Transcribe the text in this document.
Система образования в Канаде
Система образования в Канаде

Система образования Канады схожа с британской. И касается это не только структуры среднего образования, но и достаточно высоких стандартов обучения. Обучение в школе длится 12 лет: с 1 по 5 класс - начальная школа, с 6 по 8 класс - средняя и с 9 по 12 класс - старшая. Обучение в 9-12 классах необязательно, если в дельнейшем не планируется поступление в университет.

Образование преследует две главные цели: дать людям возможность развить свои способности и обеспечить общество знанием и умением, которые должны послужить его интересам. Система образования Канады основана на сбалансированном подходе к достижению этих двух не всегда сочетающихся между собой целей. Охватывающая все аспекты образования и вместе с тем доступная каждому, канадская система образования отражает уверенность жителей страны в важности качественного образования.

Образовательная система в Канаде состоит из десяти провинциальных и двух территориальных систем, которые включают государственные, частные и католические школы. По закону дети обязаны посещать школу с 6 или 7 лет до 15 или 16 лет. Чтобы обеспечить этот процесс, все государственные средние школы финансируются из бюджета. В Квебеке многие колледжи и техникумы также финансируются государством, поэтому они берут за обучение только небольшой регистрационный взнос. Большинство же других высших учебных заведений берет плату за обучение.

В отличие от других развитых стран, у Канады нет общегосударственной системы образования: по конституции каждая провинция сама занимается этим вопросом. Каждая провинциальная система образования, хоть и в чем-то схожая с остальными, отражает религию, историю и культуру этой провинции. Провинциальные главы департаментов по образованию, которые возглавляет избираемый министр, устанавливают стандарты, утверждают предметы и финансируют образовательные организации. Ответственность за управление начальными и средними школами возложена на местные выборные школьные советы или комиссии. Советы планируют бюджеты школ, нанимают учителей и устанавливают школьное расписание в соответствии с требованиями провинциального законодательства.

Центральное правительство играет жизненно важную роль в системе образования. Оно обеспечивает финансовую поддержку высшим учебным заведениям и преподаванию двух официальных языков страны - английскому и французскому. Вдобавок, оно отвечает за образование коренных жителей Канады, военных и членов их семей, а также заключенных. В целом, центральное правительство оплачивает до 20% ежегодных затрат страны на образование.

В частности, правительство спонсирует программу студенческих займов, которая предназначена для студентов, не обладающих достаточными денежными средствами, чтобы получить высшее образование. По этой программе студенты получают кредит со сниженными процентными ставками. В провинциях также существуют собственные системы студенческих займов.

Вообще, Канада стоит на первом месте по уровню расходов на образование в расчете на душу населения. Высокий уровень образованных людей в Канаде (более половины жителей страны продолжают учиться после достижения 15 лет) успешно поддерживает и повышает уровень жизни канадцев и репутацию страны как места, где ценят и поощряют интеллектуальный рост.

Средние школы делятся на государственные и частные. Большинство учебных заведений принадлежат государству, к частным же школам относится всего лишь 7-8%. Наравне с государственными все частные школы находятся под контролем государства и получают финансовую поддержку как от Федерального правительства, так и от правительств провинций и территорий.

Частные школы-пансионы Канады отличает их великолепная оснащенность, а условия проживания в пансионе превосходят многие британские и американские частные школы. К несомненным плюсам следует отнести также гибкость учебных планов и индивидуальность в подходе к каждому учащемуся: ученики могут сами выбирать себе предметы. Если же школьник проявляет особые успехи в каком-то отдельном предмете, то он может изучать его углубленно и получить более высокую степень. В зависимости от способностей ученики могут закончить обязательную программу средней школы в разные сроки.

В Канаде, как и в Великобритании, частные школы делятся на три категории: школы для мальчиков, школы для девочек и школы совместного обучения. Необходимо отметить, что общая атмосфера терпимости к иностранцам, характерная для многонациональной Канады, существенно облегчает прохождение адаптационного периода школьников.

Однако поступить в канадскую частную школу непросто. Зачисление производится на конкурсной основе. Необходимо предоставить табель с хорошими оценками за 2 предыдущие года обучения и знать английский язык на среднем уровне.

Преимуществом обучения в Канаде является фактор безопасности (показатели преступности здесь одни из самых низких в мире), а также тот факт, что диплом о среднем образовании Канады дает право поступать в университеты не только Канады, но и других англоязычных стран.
----
#### Instruction:
Give back the whole listing, word for word.

#### Response for this exercise:
Transcribe the text in this document.
Система образования в Канаде
Система образования в Канаде

Система образования Канады схожа с британской. И касается это не только структуры среднего образования, но и достаточно высоких стандартов обучения. Обучение в школе длится 12 лет: с 1 по 5 класс - начальная школа, с 6 по 8 класс - средняя и с 9 по 12 класс - старшая. Обучение в 9-12 классах необязательно, если в дельнейшем не планируется поступление в университет.

Образование преследует две главные цели: дать людям возможность развить свои способности и обеспечить общество знанием и умением, которые должны послужить его интересам. Система образования Канады основана на сбалансированном подходе к достижению этих двух не всегда сочетающихся между собой целей. Охватывающая все аспекты образования и вместе с тем доступная каждому, канадская система образования отражает уверенность жителей страны в важности качественного образования.

Образовательная система в Канаде состоит из десяти провинциальных и двух территориальных систем, которые включают государственные, частные и католические школы. По закону дети обязаны посещать школу с 6 или 7 лет до 15 или 16 лет. Чтобы обеспечить этот процесс, все государственные средние школы финансируются из бюджета. В Квебеке многие колледжи и техникумы также финансируются государством, поэтому они берут за обучение только небольшой регистрационный взнос. Большинство же других высших учебных заведений берет плату за обучение.

В отличие от других развитых стран, у Канады нет общегосударственной системы образования: по конституции каждая провинция сама занимается этим вопросом. Каждая провинциальная система образования, хоть и в чем-то схожая с остальными, отражает религию, историю и культуру этой провинции. Провинциальные главы департаментов по образованию, которые возглавляет избираемый министр, устанавливают стандарты, утверждают предметы и финансируют образовательные организации. Ответственность за управление начальными и средними школами возложена на местные выборные школьные советы или комиссии. Советы планируют бюджеты школ, нанимают учителей и устанавливают школьное расписание в соответствии с требованиями провинциального законодательства.

Центральное правительство играет жизненно важную роль в системе образования. Оно обеспечивает финансовую поддержку высшим учебным заведениям и преподаванию двух официальных языков страны - английскому и французскому. Вдобавок, оно отвечает за образование коренных жителей Канады, военных и членов их семей, а также заключенных. В целом, центральное правительство оплачивает до 20% ежегодных затрат страны на образование.

В частности, правительство спонсирует программу студенческих займов, которая предназначена для студентов, не обладающих достаточными денежными средствами, чтобы получить высшее образование. По этой программе студенты получают кредит со сниженными процентными ставками. В провинциях также существуют собственные системы студенческих займов.

Вообще, Канада стоит на первом месте по уровню расходов на образование в расчете на душу населения. Высокий уровень образованных людей в Канаде (более половины жителей страны продолжают учиться после достижения 15 лет) успешно поддерживает и повышает уровень жизни канадцев и репутацию страны как места, где ценят и поощряют интеллектуальный рост.

Средние школы делятся на государственные и частные. Большинство учебных заведений принадлежат государству, к частным же школам относится всего лишь 7-8%. Наравне с государственными все частные школы находятся под контролем государства и получают финансовую поддержку как от Федерального правительства, так и от правительств провинций и территорий.

Частные школы-пансионы Канады отличает их великолепная оснащенность, а условия проживания в пансионе превосходят многие британские и американские частные школы. К несомненным плюсам следует отнести также гибкость учебных планов и индивидуальность в подходе к каждому учащемуся: ученики могут сами выбирать себе предметы. Если же школьник проявляет особые успехи в каком-то отдельном предмете, то он может изучать его углубленно и получить более высокую степень. В зависимости от способностей ученики могут закончить обязательную программу средней школы в разные сроки.

В Канаде, как и в Великобритании, частные школы делятся на три категории: школы для мальчиков, школы для девочек и школы совместного обучения. Необходимо отметить, что общая атмосфера терпимости к иностранцам, характерная для многонациональной Канады, существенно облегчает прохождение адаптационного периода школьников.

Однако поступить в канадскую частную школу непросто. Зачисление производится на конкурсной основе. Необходимо предоставить табель с хорошими оценками за 2 предыдущие года обучения и знать английский язык на среднем уровне.

Преимуществом обучения в Канаде является фактор безопасности (показатели преступности здесь одни из самых низких в мире), а также тот факт, что диплом о среднем образовании Канады дает право поступать в университеты не только Канады, но и других англоязычных стран.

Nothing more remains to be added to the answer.